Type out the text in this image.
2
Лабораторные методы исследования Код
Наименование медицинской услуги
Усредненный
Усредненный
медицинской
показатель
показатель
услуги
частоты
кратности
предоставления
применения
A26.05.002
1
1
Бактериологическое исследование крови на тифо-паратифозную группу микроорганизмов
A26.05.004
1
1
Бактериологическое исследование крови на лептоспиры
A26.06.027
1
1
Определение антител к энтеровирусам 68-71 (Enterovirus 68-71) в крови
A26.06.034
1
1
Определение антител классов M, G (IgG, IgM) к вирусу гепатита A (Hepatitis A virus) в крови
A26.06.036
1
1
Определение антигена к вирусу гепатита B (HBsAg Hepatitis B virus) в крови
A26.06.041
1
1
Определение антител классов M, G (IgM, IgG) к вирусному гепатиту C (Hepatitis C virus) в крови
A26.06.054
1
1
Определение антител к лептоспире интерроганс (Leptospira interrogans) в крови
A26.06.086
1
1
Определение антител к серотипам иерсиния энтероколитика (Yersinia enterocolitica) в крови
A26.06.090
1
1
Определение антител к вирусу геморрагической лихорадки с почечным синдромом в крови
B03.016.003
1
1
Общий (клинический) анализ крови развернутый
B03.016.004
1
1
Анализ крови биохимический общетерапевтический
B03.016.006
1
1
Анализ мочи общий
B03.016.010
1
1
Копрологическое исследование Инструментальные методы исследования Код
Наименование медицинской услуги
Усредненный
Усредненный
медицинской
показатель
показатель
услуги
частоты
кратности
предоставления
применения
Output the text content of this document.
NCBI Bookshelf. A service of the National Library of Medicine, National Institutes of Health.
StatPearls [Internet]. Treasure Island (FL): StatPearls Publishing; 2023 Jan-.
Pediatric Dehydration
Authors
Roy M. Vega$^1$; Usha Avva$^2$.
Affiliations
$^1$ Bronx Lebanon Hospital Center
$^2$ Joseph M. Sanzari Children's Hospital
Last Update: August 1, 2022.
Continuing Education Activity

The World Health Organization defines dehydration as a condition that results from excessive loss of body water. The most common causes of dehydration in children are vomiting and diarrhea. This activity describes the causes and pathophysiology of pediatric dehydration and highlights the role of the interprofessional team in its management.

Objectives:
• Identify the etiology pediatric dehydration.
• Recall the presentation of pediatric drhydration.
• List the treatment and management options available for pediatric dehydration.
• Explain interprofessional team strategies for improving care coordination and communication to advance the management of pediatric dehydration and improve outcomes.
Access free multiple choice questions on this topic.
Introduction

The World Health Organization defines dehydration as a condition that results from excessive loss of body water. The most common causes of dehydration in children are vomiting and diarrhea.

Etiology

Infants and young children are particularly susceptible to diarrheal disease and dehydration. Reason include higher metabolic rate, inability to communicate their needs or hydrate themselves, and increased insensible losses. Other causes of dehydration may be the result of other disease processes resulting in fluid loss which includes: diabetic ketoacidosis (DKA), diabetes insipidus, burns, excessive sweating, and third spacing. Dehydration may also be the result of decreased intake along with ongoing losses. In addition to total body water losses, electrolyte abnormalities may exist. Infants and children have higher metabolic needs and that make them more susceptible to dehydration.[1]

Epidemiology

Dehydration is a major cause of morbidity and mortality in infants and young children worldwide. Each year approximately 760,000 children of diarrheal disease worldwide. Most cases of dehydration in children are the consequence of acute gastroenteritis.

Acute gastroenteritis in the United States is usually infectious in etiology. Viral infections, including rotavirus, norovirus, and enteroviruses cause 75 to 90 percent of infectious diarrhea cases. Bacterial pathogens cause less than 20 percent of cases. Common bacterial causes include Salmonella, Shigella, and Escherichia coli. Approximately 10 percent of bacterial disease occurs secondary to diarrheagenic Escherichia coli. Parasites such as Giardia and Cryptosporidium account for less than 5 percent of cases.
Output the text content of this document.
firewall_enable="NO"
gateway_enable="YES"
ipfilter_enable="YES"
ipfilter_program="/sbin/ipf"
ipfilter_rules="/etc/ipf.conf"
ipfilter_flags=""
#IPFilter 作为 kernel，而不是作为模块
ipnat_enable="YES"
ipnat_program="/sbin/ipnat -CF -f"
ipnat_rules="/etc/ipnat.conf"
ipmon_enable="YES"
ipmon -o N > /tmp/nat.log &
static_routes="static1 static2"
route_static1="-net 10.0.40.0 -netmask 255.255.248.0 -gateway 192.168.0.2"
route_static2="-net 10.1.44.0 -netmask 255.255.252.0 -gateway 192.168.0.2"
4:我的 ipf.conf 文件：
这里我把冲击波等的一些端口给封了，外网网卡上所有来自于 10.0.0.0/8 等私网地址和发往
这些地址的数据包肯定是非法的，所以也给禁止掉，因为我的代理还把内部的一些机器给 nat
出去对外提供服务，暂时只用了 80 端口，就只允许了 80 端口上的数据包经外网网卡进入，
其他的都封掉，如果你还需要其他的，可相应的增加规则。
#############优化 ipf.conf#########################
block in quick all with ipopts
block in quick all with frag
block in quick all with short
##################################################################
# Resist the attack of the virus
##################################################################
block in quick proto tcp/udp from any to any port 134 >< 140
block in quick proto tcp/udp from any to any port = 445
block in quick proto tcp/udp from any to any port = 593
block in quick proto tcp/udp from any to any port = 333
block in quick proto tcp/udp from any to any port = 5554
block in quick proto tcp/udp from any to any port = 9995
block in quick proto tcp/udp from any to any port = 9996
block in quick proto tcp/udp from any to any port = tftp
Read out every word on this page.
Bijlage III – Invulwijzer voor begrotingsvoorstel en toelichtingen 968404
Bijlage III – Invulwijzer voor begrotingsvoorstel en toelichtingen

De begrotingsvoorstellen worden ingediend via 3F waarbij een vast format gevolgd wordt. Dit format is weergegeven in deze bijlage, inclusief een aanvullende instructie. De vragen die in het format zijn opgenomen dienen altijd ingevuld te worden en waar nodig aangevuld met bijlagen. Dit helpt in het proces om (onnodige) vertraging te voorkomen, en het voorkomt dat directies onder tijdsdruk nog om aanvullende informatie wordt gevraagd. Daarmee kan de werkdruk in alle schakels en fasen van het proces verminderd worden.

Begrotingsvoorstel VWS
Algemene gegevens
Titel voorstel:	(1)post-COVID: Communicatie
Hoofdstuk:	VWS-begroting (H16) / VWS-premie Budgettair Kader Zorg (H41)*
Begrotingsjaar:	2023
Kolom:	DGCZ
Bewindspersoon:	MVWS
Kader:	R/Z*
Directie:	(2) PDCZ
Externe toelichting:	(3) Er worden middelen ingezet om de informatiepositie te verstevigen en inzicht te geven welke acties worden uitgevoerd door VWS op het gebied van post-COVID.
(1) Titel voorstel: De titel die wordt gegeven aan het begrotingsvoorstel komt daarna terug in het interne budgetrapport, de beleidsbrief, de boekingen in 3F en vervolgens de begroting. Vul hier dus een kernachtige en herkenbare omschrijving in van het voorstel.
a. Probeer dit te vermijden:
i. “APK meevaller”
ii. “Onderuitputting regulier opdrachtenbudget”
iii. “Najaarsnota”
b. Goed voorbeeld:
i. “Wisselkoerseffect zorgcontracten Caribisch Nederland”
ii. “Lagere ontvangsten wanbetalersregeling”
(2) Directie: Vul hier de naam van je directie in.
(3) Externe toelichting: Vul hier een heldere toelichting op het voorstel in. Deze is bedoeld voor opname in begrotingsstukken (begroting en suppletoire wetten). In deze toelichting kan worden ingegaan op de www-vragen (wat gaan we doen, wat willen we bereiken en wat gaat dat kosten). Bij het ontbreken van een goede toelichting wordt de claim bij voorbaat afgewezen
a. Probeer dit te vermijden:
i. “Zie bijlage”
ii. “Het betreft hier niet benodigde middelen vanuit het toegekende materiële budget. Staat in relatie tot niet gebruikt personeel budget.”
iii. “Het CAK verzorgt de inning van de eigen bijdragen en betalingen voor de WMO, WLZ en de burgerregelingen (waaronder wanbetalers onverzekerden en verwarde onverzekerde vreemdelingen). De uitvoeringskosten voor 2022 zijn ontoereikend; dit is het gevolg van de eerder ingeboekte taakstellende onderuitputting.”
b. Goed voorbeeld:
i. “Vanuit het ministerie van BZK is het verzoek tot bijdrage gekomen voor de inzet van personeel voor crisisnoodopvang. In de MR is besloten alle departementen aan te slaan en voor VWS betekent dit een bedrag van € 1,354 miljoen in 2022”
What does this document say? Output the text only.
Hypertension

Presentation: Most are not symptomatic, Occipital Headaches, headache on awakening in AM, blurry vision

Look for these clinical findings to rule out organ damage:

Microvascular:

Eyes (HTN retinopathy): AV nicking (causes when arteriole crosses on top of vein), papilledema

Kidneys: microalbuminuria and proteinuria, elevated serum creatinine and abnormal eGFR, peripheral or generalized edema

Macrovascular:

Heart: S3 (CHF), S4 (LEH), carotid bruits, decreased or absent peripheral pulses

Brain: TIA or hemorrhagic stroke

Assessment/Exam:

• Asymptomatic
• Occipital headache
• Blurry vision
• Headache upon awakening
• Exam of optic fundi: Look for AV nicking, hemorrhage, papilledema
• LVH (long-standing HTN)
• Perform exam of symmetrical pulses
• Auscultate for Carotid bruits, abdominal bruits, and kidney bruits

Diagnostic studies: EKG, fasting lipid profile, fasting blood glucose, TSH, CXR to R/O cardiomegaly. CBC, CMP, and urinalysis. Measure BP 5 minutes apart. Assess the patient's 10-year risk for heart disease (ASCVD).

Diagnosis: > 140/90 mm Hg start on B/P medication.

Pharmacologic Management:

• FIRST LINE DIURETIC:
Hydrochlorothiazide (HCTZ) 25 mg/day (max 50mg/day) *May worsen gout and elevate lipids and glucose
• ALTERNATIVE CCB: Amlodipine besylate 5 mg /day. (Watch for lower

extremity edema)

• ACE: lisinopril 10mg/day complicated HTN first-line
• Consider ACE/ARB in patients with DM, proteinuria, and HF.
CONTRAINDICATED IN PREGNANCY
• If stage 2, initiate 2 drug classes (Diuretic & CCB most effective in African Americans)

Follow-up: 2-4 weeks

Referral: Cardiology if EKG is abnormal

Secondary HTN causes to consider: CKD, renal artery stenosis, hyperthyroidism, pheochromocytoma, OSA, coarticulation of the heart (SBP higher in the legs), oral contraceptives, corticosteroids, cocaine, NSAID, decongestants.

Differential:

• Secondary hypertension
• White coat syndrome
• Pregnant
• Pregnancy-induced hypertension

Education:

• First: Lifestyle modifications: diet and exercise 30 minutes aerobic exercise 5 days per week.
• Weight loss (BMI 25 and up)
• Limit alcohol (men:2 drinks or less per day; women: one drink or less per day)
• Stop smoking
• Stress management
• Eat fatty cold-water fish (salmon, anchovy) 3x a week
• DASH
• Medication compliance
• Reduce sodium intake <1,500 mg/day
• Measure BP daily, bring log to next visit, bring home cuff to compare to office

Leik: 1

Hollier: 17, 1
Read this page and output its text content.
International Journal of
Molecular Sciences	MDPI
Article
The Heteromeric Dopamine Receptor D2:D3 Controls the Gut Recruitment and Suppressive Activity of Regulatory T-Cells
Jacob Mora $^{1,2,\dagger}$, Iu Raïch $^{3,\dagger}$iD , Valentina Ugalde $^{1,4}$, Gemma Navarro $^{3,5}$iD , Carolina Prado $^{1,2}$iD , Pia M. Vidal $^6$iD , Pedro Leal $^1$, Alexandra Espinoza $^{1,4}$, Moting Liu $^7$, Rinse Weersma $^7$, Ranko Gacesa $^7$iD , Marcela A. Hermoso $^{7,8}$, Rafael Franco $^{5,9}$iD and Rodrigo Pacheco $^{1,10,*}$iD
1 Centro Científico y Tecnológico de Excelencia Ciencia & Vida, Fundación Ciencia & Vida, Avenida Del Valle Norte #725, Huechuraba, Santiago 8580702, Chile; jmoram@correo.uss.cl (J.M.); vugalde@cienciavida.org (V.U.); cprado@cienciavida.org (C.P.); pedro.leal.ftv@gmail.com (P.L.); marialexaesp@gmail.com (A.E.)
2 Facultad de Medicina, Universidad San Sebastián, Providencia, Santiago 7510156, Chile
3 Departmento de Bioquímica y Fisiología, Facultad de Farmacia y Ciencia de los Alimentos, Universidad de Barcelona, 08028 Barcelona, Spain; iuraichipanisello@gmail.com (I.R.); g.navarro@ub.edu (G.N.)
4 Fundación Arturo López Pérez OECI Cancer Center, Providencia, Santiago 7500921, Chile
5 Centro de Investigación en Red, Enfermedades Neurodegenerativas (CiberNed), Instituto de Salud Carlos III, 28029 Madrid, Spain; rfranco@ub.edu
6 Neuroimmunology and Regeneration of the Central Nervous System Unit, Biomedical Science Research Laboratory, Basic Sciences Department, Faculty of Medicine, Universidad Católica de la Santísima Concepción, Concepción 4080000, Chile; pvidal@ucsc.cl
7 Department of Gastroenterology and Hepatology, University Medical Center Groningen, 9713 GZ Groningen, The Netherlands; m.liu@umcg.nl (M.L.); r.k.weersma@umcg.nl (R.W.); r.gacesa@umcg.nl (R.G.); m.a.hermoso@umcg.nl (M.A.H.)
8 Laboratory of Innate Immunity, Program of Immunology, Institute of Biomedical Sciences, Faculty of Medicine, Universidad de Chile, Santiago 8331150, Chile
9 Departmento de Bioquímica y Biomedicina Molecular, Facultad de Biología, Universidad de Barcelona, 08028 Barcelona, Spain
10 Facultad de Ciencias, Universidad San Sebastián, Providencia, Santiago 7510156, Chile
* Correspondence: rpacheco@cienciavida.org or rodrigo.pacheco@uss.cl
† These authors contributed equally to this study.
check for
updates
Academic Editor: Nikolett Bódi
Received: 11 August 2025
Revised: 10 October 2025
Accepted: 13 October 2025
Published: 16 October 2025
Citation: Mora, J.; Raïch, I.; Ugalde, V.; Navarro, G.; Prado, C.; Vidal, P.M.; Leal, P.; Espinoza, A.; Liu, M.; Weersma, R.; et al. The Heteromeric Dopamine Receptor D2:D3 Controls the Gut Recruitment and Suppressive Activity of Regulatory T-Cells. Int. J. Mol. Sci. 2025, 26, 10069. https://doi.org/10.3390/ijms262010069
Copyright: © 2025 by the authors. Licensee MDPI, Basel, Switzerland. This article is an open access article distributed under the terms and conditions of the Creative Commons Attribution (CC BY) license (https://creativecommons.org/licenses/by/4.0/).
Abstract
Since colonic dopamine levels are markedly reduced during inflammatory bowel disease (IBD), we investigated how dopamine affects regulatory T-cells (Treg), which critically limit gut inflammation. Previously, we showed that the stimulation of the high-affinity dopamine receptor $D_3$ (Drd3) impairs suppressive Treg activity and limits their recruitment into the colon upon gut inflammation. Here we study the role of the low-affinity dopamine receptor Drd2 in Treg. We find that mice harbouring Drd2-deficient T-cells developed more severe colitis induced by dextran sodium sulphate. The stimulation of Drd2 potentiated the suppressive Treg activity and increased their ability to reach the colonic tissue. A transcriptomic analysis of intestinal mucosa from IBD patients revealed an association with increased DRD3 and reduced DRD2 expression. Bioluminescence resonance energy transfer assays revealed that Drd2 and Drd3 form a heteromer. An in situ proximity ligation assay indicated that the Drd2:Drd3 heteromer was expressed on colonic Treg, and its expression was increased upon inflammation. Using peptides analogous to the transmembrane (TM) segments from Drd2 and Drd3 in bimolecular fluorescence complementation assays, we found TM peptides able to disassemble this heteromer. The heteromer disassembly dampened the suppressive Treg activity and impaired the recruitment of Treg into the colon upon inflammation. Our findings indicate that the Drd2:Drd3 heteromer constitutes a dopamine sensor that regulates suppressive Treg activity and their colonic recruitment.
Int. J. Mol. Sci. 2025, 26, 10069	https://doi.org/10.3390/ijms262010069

○ ○ ○ ○

Checking the data above line by line, please work out how many lines include "Titel", and reply with the number only.

2